Material to process:
▼▼▼

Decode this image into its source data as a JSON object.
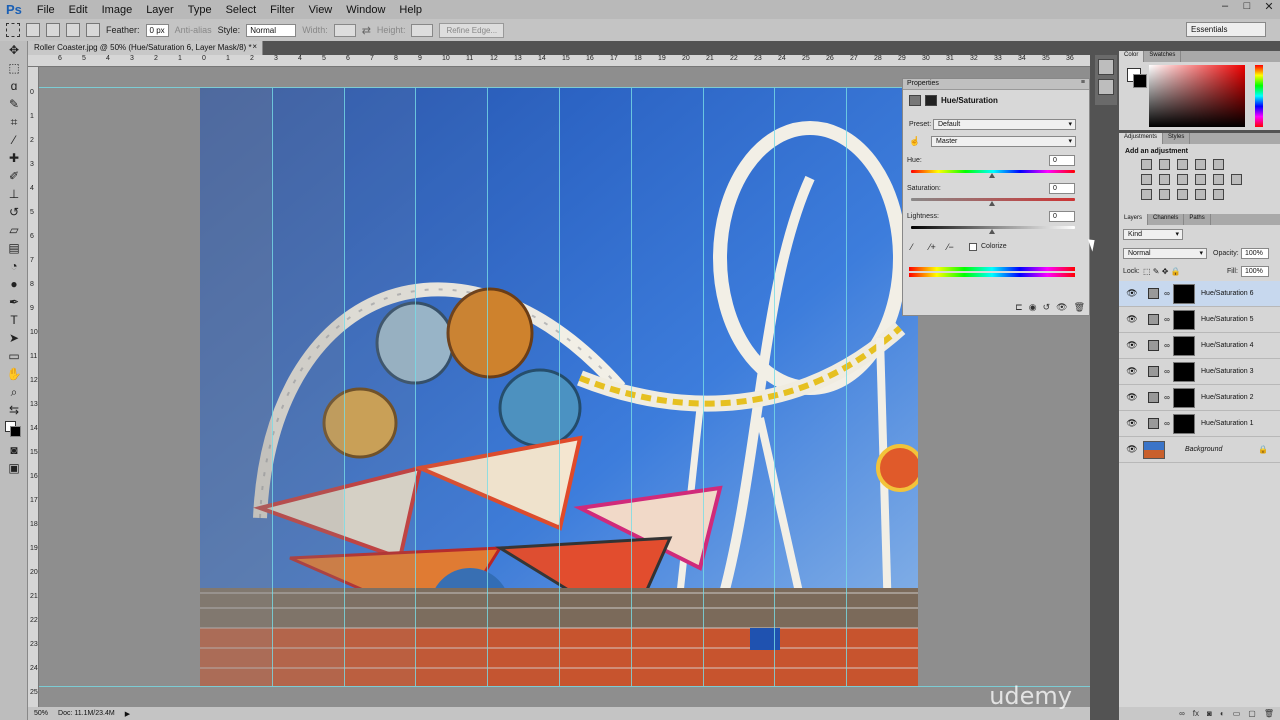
{
  "app": {
    "logo": "Ps"
  },
  "menu": [
    "File",
    "Edit",
    "Image",
    "Layer",
    "Type",
    "Select",
    "Filter",
    "View",
    "Window",
    "Help"
  ],
  "window_controls": [
    "–",
    "□",
    "✕"
  ],
  "options_bar": {
    "feather_label": "Feather:",
    "feather_value": "0 px",
    "antialias_label": "Anti-alias",
    "style_label": "Style:",
    "style_value": "Normal",
    "width_label": "Width:",
    "height_label": "Height:",
    "refine_edge": "Refine Edge...",
    "workspace": "Essentials"
  },
  "document": {
    "tab_title": "Roller Coaster.jpg @ 50% (Hue/Saturation 6, Layer Mask/8) *",
    "tab_close": "×",
    "zoom": "50%",
    "doc_info": "Doc: 11.1M/23.4M",
    "ruler_h": [
      "6",
      "5",
      "4",
      "3",
      "2",
      "1",
      "0",
      "1",
      "2",
      "3",
      "4",
      "5",
      "6",
      "7",
      "8",
      "9",
      "10",
      "11",
      "12",
      "13",
      "14",
      "15",
      "16",
      "17",
      "18",
      "19",
      "20",
      "21",
      "22",
      "23",
      "24",
      "25",
      "26",
      "27",
      "28",
      "29",
      "30",
      "31",
      "32",
      "33",
      "34",
      "35",
      "36"
    ],
    "ruler_v": [
      "0",
      "1",
      "2",
      "3",
      "4",
      "5",
      "6",
      "7",
      "8",
      "9",
      "10",
      "11",
      "12",
      "13",
      "14",
      "15",
      "16",
      "17",
      "18",
      "19",
      "20",
      "21",
      "22",
      "23",
      "24",
      "25"
    ],
    "guide_count": 10,
    "band_opacity": [
      0.45,
      0.32,
      0.2,
      0.1,
      0.04,
      0,
      0,
      0,
      0,
      0
    ]
  },
  "properties_panel": {
    "tab": "Properties",
    "title": "Hue/Saturation",
    "preset_label": "Preset:",
    "preset_value": "Default",
    "channel_value": "Master",
    "hue_label": "Hue:",
    "hue_value": "0",
    "saturation_label": "Saturation:",
    "saturation_value": "0",
    "lightness_label": "Lightness:",
    "lightness_value": "0",
    "colorize_label": "Colorize"
  },
  "color_panel": {
    "tabs": [
      "Color",
      "Swatches"
    ]
  },
  "adjustments_panel": {
    "tabs": [
      "Adjustments",
      "Styles"
    ],
    "heading": "Add an adjustment"
  },
  "layers_panel": {
    "tabs": [
      "Layers",
      "Channels",
      "Paths"
    ],
    "kind_filter": "Kind",
    "blend_mode": "Normal",
    "opacity_label": "Opacity:",
    "opacity_value": "100%",
    "lock_label": "Lock:",
    "fill_label": "Fill:",
    "fill_value": "100%",
    "layers": [
      {
        "name": "Hue/Saturation 6",
        "selected": true
      },
      {
        "name": "Hue/Saturation 5",
        "selected": false
      },
      {
        "name": "Hue/Saturation 4",
        "selected": false
      },
      {
        "name": "Hue/Saturation 3",
        "selected": false
      },
      {
        "name": "Hue/Saturation 2",
        "selected": false
      },
      {
        "name": "Hue/Saturation 1",
        "selected": false
      }
    ],
    "background_layer": "Background"
  },
  "watermark": "udemy"
}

▲▲▲

The exercise: Write out the entries above verbatim; the pictures do not belong in your copy.

Problem solution:
Decode this image into its source data as a JSON object.
{
  "app": {
    "logo": "Ps"
  },
  "menu": [
    "File",
    "Edit",
    "Image",
    "Layer",
    "Type",
    "Select",
    "Filter",
    "View",
    "Window",
    "Help"
  ],
  "window_controls": [
    "–",
    "□",
    "✕"
  ],
  "options_bar": {
    "feather_label": "Feather:",
    "feather_value": "0 px",
    "antialias_label": "Anti-alias",
    "style_label": "Style:",
    "style_value": "Normal",
    "width_label": "Width:",
    "height_label": "Height:",
    "refine_edge": "Refine Edge...",
    "workspace": "Essentials"
  },
  "document": {
    "tab_title": "Roller Coaster.jpg @ 50% (Hue/Saturation 6, Layer Mask/8) *",
    "tab_close": "×",
    "zoom": "50%",
    "doc_info": "Doc: 11.1M/23.4M",
    "ruler_h": [
      "6",
      "5",
      "4",
      "3",
      "2",
      "1",
      "0",
      "1",
      "2",
      "3",
      "4",
      "5",
      "6",
      "7",
      "8",
      "9",
      "10",
      "11",
      "12",
      "13",
      "14",
      "15",
      "16",
      "17",
      "18",
      "19",
      "20",
      "21",
      "22",
      "23",
      "24",
      "25",
      "26",
      "27",
      "28",
      "29",
      "30",
      "31",
      "32",
      "33",
      "34",
      "35",
      "36"
    ],
    "ruler_v": [
      "0",
      "1",
      "2",
      "3",
      "4",
      "5",
      "6",
      "7",
      "8",
      "9",
      "10",
      "11",
      "12",
      "13",
      "14",
      "15",
      "16",
      "17",
      "18",
      "19",
      "20",
      "21",
      "22",
      "23",
      "24",
      "25"
    ],
    "guide_count": 10,
    "band_opacity": [
      0.45,
      0.32,
      0.2,
      0.1,
      0.04,
      0,
      0,
      0,
      0,
      0
    ]
  },
  "properties_panel": {
    "tab": "Properties",
    "title": "Hue/Saturation",
    "preset_label": "Preset:",
    "preset_value": "Default",
    "channel_value": "Master",
    "hue_label": "Hue:",
    "hue_value": "0",
    "saturation_label": "Saturation:",
    "saturation_value": "0",
    "lightness_label": "Lightness:",
    "lightness_value": "0",
    "colorize_label": "Colorize"
  },
  "color_panel": {
    "tabs": [
      "Color",
      "Swatches"
    ]
  },
  "adjustments_panel": {
    "tabs": [
      "Adjustments",
      "Styles"
    ],
    "heading": "Add an adjustment"
  },
  "layers_panel": {
    "tabs": [
      "Layers",
      "Channels",
      "Paths"
    ],
    "kind_filter": "Kind",
    "blend_mode": "Normal",
    "opacity_label": "Opacity:",
    "opacity_value": "100%",
    "lock_label": "Lock:",
    "fill_label": "Fill:",
    "fill_value": "100%",
    "layers": [
      {
        "name": "Hue/Saturation 6",
        "selected": true
      },
      {
        "name": "Hue/Saturation 5",
        "selected": false
      },
      {
        "name": "Hue/Saturation 4",
        "selected": false
      },
      {
        "name": "Hue/Saturation 3",
        "selected": false
      },
      {
        "name": "Hue/Saturation 2",
        "selected": false
      },
      {
        "name": "Hue/Saturation 1",
        "selected": false
      }
    ],
    "background_layer": "Background"
  },
  "watermark": "udemy"
}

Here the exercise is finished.